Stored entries
______________________________

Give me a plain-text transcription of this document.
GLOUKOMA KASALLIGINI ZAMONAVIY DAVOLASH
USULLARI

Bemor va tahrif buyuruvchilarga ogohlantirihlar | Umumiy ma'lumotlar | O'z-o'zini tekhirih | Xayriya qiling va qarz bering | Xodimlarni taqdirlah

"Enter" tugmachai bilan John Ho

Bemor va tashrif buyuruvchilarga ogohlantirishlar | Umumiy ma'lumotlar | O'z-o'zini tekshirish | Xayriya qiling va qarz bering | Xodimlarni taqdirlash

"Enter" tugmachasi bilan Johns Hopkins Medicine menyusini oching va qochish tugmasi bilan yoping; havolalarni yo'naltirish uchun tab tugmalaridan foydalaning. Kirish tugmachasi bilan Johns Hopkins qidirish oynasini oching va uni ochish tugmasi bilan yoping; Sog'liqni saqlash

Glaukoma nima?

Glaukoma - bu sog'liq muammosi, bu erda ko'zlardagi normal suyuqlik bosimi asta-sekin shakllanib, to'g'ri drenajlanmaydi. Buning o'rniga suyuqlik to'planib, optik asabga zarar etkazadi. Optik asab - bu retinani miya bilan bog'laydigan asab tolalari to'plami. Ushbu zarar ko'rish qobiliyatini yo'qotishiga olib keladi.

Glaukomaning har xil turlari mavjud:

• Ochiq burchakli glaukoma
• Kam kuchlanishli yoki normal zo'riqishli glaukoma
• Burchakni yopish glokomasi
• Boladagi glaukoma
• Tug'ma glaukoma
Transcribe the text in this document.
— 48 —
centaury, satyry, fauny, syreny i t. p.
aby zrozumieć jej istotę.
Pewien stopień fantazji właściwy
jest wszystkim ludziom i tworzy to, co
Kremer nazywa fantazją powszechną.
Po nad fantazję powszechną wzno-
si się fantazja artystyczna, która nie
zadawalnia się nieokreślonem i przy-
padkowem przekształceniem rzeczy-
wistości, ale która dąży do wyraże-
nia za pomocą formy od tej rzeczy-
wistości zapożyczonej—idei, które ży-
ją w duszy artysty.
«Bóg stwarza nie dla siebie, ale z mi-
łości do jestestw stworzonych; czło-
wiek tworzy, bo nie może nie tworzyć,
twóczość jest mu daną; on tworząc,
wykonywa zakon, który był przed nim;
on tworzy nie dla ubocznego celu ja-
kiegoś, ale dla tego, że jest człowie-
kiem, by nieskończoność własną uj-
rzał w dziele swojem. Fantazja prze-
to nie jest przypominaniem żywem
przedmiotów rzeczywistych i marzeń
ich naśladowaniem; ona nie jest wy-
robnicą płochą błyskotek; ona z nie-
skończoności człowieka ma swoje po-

______________________________

:: WHAT IS BEING ASKED ::
Pull out all lines from the entries above in which the word "buyuruvchilarga" appears.

:: SOLUTION TO THE EXERCISE ::
Bemor va tahrif buyuruvchilarga ogohlantirihlar | Umumiy ma'lumotlar | O'z-o'zini tekhirih | Xayriya qiling va qarz bering | Xodimlarni taqdirlah
Bemor va tashrif buyuruvchilarga ogohlantirishlar | Umumiy ma'lumotlar | O'z-o'zini tekshirish | Xayriya qiling va qarz bering | Xodimlarni taqdirlash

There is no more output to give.